Give the count of lines containing the string "grid", with no other output.

(Data extracted from a collection)
— Begin —

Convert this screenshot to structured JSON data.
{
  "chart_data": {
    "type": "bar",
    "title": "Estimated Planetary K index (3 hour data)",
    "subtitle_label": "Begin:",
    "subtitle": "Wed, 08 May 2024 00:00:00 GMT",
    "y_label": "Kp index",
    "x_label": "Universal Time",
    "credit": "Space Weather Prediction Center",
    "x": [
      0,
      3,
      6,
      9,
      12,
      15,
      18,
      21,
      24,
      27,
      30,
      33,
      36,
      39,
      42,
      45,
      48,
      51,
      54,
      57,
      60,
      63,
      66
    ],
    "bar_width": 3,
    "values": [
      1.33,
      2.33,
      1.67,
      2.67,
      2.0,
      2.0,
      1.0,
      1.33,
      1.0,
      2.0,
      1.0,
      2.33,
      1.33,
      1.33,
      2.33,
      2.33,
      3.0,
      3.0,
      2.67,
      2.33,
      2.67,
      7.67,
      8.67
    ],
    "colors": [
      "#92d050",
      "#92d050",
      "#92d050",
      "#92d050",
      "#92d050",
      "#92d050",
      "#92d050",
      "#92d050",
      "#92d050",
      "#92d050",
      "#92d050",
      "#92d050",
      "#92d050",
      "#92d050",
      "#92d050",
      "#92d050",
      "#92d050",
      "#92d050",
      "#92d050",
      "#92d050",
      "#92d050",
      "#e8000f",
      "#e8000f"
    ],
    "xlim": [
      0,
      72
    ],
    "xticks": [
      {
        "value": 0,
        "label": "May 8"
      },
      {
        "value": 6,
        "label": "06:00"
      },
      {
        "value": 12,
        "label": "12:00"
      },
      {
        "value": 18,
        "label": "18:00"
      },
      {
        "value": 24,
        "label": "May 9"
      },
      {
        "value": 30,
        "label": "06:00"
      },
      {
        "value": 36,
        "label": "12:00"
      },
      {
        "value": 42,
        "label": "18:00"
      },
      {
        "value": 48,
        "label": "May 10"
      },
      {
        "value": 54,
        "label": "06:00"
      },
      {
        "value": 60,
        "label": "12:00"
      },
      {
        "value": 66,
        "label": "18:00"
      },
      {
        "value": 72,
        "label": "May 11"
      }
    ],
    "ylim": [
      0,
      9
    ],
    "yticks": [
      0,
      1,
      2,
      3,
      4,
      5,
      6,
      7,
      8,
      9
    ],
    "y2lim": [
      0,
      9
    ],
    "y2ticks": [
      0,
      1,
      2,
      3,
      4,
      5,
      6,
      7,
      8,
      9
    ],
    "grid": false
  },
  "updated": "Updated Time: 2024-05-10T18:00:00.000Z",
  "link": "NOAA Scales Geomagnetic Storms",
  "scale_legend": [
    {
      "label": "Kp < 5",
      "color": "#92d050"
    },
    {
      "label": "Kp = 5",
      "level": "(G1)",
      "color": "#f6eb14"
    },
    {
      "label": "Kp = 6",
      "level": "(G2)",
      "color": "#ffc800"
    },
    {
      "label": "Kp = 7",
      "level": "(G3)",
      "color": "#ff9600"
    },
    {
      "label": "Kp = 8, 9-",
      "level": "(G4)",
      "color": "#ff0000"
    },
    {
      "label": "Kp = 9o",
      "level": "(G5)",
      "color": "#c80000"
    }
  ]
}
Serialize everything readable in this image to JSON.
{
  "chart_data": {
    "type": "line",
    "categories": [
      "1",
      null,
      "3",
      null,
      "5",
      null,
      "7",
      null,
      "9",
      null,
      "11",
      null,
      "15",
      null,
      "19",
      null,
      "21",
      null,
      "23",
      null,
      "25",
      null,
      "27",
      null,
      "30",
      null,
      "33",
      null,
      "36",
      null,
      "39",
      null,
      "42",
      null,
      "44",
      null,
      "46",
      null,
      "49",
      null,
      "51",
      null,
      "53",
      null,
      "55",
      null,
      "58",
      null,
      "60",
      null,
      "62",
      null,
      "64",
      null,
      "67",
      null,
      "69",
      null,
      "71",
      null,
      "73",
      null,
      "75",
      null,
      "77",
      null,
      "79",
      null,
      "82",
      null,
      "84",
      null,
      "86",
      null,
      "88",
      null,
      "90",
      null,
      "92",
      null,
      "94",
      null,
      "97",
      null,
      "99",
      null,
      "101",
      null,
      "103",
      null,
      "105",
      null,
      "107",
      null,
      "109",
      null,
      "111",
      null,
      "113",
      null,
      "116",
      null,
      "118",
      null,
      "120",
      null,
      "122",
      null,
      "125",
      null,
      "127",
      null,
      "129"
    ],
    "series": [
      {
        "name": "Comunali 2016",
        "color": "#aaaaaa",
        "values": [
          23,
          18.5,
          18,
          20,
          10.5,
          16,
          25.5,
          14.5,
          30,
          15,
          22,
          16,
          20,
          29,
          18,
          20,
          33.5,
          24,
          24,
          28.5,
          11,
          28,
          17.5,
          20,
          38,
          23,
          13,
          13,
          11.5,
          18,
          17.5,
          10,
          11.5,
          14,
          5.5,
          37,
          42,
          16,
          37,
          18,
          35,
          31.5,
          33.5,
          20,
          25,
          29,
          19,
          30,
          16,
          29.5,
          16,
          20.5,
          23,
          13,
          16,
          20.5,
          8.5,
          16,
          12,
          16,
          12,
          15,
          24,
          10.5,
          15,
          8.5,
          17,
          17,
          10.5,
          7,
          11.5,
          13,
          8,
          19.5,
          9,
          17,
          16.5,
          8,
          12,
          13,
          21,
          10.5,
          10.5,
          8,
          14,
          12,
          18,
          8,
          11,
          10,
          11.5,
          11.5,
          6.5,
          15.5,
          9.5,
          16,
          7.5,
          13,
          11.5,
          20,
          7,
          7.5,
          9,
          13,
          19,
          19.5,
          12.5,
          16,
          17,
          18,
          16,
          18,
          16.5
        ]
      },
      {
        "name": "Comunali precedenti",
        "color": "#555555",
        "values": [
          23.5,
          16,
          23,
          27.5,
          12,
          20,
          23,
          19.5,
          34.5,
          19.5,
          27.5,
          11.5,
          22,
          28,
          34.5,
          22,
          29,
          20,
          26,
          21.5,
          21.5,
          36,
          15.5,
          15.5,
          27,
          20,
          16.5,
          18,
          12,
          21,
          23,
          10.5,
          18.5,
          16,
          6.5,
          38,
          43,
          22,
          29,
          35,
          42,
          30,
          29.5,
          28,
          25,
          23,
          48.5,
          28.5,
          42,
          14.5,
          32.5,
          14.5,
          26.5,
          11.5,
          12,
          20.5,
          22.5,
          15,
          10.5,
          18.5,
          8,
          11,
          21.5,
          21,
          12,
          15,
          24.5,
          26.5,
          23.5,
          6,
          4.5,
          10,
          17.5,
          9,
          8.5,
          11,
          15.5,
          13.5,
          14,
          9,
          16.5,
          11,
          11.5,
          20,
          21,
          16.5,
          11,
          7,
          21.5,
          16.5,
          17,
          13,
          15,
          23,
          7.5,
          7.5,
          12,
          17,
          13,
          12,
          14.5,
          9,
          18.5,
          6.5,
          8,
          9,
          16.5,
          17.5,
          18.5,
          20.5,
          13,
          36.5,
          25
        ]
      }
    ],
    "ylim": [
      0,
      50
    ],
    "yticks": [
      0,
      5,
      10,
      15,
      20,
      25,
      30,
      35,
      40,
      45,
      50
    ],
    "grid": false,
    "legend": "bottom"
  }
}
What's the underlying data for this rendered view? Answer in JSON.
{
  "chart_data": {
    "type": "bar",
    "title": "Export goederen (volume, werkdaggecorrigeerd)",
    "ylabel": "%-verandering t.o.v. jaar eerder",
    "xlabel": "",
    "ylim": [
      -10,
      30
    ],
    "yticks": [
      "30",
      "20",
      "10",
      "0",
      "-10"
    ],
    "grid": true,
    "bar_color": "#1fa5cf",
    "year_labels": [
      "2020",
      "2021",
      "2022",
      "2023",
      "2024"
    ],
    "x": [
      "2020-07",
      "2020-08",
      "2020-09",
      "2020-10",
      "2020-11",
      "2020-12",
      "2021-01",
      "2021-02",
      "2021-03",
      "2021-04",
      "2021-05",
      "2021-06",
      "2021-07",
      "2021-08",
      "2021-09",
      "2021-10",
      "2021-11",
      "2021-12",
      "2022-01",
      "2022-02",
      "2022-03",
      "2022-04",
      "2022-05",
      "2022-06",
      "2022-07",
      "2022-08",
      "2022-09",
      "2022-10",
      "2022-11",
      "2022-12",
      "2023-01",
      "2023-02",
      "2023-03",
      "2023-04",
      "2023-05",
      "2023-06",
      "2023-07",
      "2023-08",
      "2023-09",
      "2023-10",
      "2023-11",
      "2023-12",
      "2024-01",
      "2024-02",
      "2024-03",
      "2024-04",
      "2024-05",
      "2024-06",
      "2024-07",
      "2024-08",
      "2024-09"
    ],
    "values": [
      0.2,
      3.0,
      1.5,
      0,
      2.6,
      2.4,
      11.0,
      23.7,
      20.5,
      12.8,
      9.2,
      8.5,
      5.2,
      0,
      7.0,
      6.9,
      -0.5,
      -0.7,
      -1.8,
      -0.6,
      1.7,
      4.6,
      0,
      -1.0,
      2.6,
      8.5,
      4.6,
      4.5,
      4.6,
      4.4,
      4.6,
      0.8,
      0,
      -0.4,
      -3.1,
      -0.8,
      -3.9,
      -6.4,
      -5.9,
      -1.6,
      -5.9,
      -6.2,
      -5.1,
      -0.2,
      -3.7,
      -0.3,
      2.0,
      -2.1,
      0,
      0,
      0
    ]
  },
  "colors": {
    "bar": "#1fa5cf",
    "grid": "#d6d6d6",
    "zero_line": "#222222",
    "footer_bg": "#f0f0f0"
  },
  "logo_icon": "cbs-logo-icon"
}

— End —

▸ **Written response**: 4